### Your instructions
Look for the string "name" in every line, and copy each line that has it.

Dataset entries:
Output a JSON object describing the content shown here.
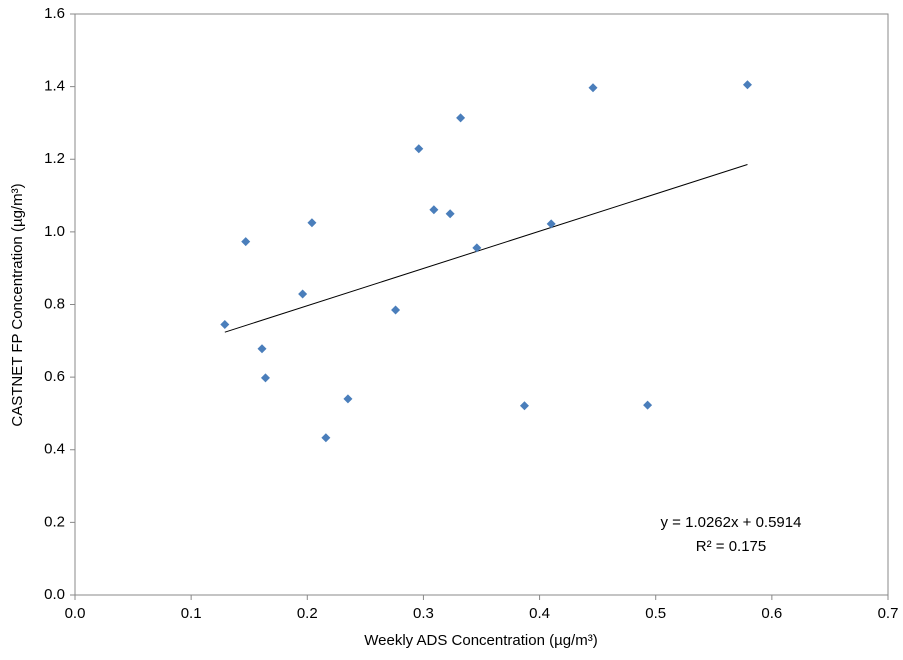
{
  "chart_data": {
    "type": "scatter",
    "x_label": "Weekly ADS Concentration (µg/m³)",
    "y_label": "CASTNET FP Concentration (µg/m³)",
    "x": [
      0.129,
      0.147,
      0.161,
      0.164,
      0.196,
      0.204,
      0.216,
      0.235,
      0.276,
      0.296,
      0.309,
      0.323,
      0.332,
      0.346,
      0.387,
      0.41,
      0.446,
      0.493,
      0.579
    ],
    "values": [
      0.745,
      0.973,
      0.678,
      0.598,
      0.829,
      1.025,
      0.433,
      0.54,
      0.785,
      1.229,
      1.061,
      1.05,
      1.314,
      0.956,
      0.521,
      1.022,
      1.397,
      0.523,
      1.405
    ],
    "color": "#4a7ebb",
    "xlim": [
      0,
      0.7
    ],
    "xticks": [
      {
        "value": 0,
        "label": "0.0"
      },
      0.1,
      0.2,
      0.3,
      0.4,
      0.5,
      0.6,
      0.7
    ],
    "ylim": [
      0,
      1.6
    ],
    "yticks": [
      {
        "value": 0,
        "label": "0.0"
      },
      0.2,
      0.4,
      0.6,
      0.8,
      {
        "value": 1,
        "label": "1.0"
      },
      1.2,
      1.4,
      1.6
    ],
    "grid": false,
    "trendline": {
      "slope": 1.0262,
      "intercept": 0.5914,
      "color": "#000000",
      "equation": "y = 1.0262x + 0.5914",
      "r_squared": "R² = 0.175"
    }
  }
}
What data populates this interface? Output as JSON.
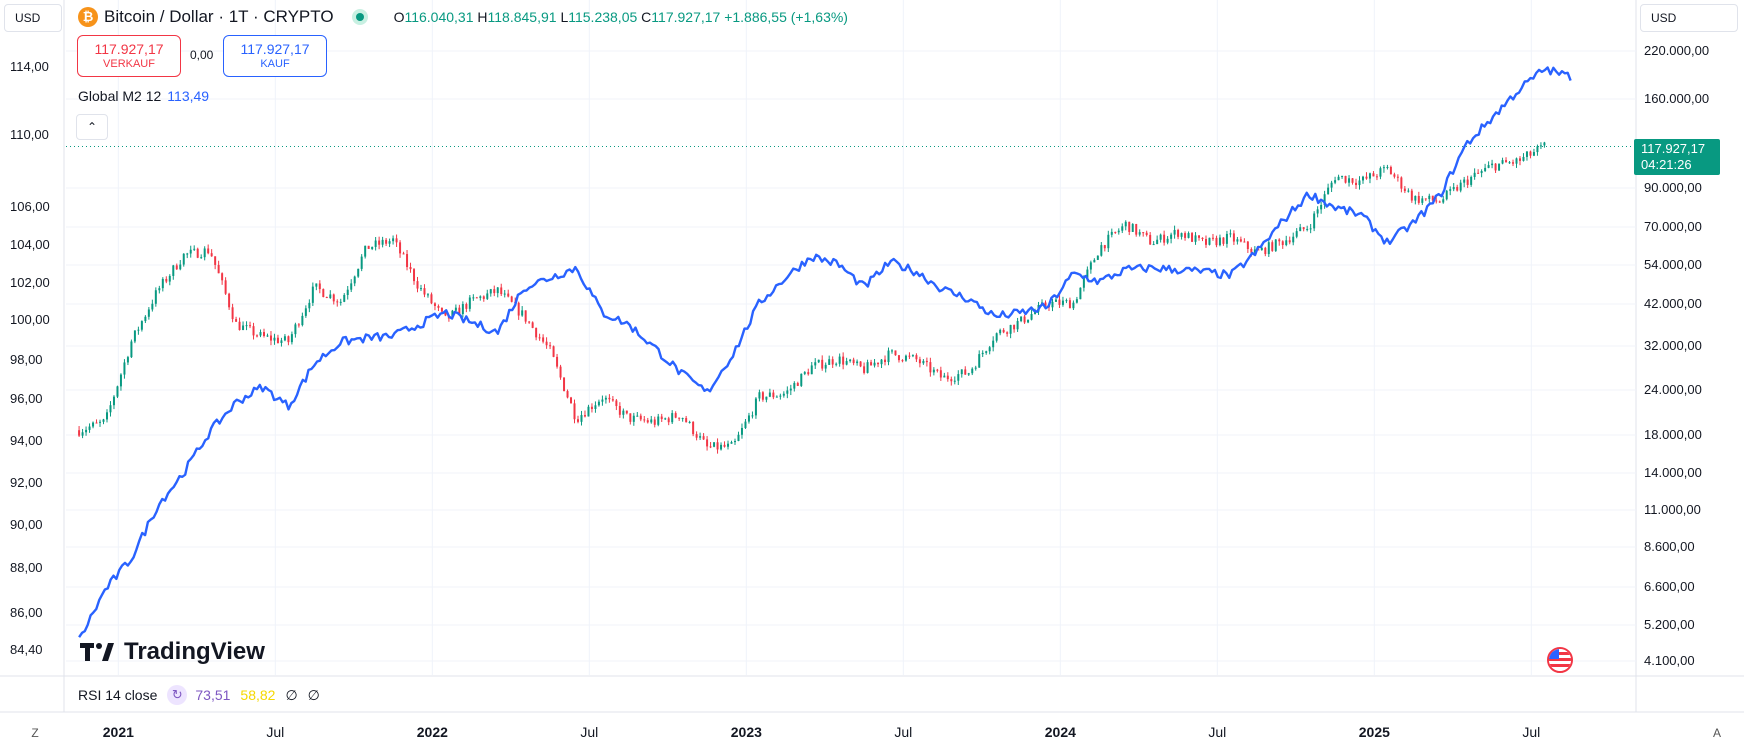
{
  "toolbar": {
    "currency_left": "USD",
    "currency_right": "USD"
  },
  "symbol": {
    "coin_glyph": "₿",
    "title": "Bitcoin / Dollar · 1T · CRYPTO",
    "open_key": "O",
    "open": "116.040,31",
    "high_key": "H",
    "high": "118.845,91",
    "low_key": "L",
    "low": "115.238,05",
    "close_key": "C",
    "close": "117.927,17",
    "change": "+1.886,55 (+1,63%)"
  },
  "trade": {
    "sell_price": "117.927,17",
    "sell_label": "VERKAUF",
    "spread": "0,00",
    "buy_price": "117.927,17",
    "buy_label": "KAUF"
  },
  "indicator_m2": {
    "name": "Global M2 12",
    "value": "113,49"
  },
  "collapse_glyph": "⌃",
  "left_axis": [
    "114,00",
    "110,00",
    "106,00",
    "104,00",
    "102,00",
    "100,00",
    "98,00",
    "96,00",
    "94,00",
    "92,00",
    "90,00",
    "88,00",
    "86,00",
    "84,40"
  ],
  "right_axis": [
    "220.000,00",
    "160.000,00",
    "90.000,00",
    "70.000,00",
    "54.000,00",
    "42.000,00",
    "32.000,00",
    "24.000,00",
    "18.000,00",
    "14.000,00",
    "11.000,00",
    "8.600,00",
    "6.600,00",
    "5.200,00",
    "4.100,00"
  ],
  "price_tag": {
    "price": "117.927,17",
    "countdown": "04:21:26"
  },
  "x_axis": [
    {
      "label": "2021",
      "bold": true
    },
    {
      "label": "Jul",
      "bold": false
    },
    {
      "label": "2022",
      "bold": true
    },
    {
      "label": "Jul",
      "bold": false
    },
    {
      "label": "2023",
      "bold": true
    },
    {
      "label": "Jul",
      "bold": false
    },
    {
      "label": "2024",
      "bold": true
    },
    {
      "label": "Jul",
      "bold": false
    },
    {
      "label": "2025",
      "bold": true
    },
    {
      "label": "Jul",
      "bold": false
    }
  ],
  "logo_text": "TradingView",
  "rsi": {
    "name": "RSI 14 close",
    "icon_glyph": "↻",
    "value1": "73,51",
    "value2": "58,82",
    "value3": "∅",
    "value4": "∅"
  },
  "corner": {
    "left": "Z",
    "right": "A"
  },
  "chart_data": {
    "type": "line",
    "x_labels": [
      "2021",
      "Jul",
      "2022",
      "Jul",
      "2023",
      "Jul",
      "2024",
      "Jul",
      "2025",
      "Jul"
    ],
    "series": [
      {
        "name": "Bitcoin / Dollar",
        "axis": "right",
        "style": "candles",
        "color_up": "#089981",
        "color_down": "#f23645",
        "points": [
          [
            "2020-11",
            18500
          ],
          [
            "2020-12",
            19500
          ],
          [
            "2021-01",
            33000
          ],
          [
            "2021-02",
            46000
          ],
          [
            "2021-03",
            58000
          ],
          [
            "2021-04",
            60000
          ],
          [
            "2021-05",
            37000
          ],
          [
            "2021-06",
            34000
          ],
          [
            "2021-07",
            33000
          ],
          [
            "2021-08",
            47000
          ],
          [
            "2021-09",
            43000
          ],
          [
            "2021-10",
            61000
          ],
          [
            "2021-11",
            64000
          ],
          [
            "2021-12",
            47000
          ],
          [
            "2022-01",
            38000
          ],
          [
            "2022-02",
            43000
          ],
          [
            "2022-03",
            46000
          ],
          [
            "2022-04",
            39000
          ],
          [
            "2022-05",
            31000
          ],
          [
            "2022-06",
            20000
          ],
          [
            "2022-07",
            23000
          ],
          [
            "2022-08",
            20000
          ],
          [
            "2022-09",
            19500
          ],
          [
            "2022-10",
            20500
          ],
          [
            "2022-11",
            16500
          ],
          [
            "2022-12",
            16600
          ],
          [
            "2023-01",
            23000
          ],
          [
            "2023-02",
            23500
          ],
          [
            "2023-03",
            28000
          ],
          [
            "2023-04",
            29500
          ],
          [
            "2023-05",
            27500
          ],
          [
            "2023-06",
            30500
          ],
          [
            "2023-07",
            29300
          ],
          [
            "2023-08",
            26000
          ],
          [
            "2023-09",
            27000
          ],
          [
            "2023-10",
            34500
          ],
          [
            "2023-11",
            37700
          ],
          [
            "2023-12",
            42300
          ],
          [
            "2024-01",
            42500
          ],
          [
            "2024-02",
            61000
          ],
          [
            "2024-03",
            71000
          ],
          [
            "2024-04",
            63000
          ],
          [
            "2024-05",
            67500
          ],
          [
            "2024-06",
            62500
          ],
          [
            "2024-07",
            65000
          ],
          [
            "2024-08",
            59000
          ],
          [
            "2024-09",
            63500
          ],
          [
            "2024-10",
            70000
          ],
          [
            "2024-11",
            97000
          ],
          [
            "2024-12",
            94000
          ],
          [
            "2025-01",
            102000
          ],
          [
            "2025-02",
            84000
          ],
          [
            "2025-03",
            82500
          ],
          [
            "2025-04",
            94000
          ],
          [
            "2025-05",
            104000
          ],
          [
            "2025-06",
            107000
          ],
          [
            "2025-07",
            117927
          ]
        ]
      },
      {
        "name": "Global M2 12",
        "axis": "left",
        "style": "line",
        "color": "#2962ff",
        "points": [
          [
            "2020-11",
            84.6
          ],
          [
            "2020-12",
            87.2
          ],
          [
            "2021-01",
            88.8
          ],
          [
            "2021-02",
            91.5
          ],
          [
            "2021-03",
            93.2
          ],
          [
            "2021-04",
            95.3
          ],
          [
            "2021-05",
            96.8
          ],
          [
            "2021-06",
            97.6
          ],
          [
            "2021-07",
            96.6
          ],
          [
            "2021-08",
            98.8
          ],
          [
            "2021-09",
            99.9
          ],
          [
            "2021-10",
            100.1
          ],
          [
            "2021-11",
            100.2
          ],
          [
            "2021-12",
            100.8
          ],
          [
            "2022-01",
            101.4
          ],
          [
            "2022-02",
            100.9
          ],
          [
            "2022-03",
            100.4
          ],
          [
            "2022-04",
            102.7
          ],
          [
            "2022-05",
            103.2
          ],
          [
            "2022-06",
            103.7
          ],
          [
            "2022-07",
            101.4
          ],
          [
            "2022-08",
            100.8
          ],
          [
            "2022-09",
            99.6
          ],
          [
            "2022-10",
            98.3
          ],
          [
            "2022-11",
            97.3
          ],
          [
            "2022-12",
            99.3
          ],
          [
            "2023-01",
            101.9
          ],
          [
            "2023-02",
            103.2
          ],
          [
            "2023-03",
            104.3
          ],
          [
            "2023-04",
            103.9
          ],
          [
            "2023-05",
            102.7
          ],
          [
            "2023-06",
            104.0
          ],
          [
            "2023-07",
            103.5
          ],
          [
            "2023-08",
            102.6
          ],
          [
            "2023-09",
            102.1
          ],
          [
            "2023-10",
            101.2
          ],
          [
            "2023-11",
            101.4
          ],
          [
            "2023-12",
            101.7
          ],
          [
            "2024-01",
            103.4
          ],
          [
            "2024-02",
            103.0
          ],
          [
            "2024-03",
            103.6
          ],
          [
            "2024-04",
            103.7
          ],
          [
            "2024-05",
            103.6
          ],
          [
            "2024-06",
            103.5
          ],
          [
            "2024-07",
            103.3
          ],
          [
            "2024-08",
            104.5
          ],
          [
            "2024-09",
            106.1
          ],
          [
            "2024-10",
            107.5
          ],
          [
            "2024-11",
            106.8
          ],
          [
            "2024-12",
            106.4
          ],
          [
            "2025-01",
            105.0
          ],
          [
            "2025-02",
            106.0
          ],
          [
            "2025-03",
            107.4
          ],
          [
            "2025-04",
            110.0
          ],
          [
            "2025-05",
            111.4
          ],
          [
            "2025-06",
            112.8
          ],
          [
            "2025-07",
            113.9
          ],
          [
            "2025-08",
            113.5
          ]
        ]
      }
    ],
    "last_price": 117927.17
  }
}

### Problem solution
    "name": "Global M2 12",
    "name": "RSI 14 close",
        "name": "Bitcoin / Dollar",
        "name": "Global M2 12",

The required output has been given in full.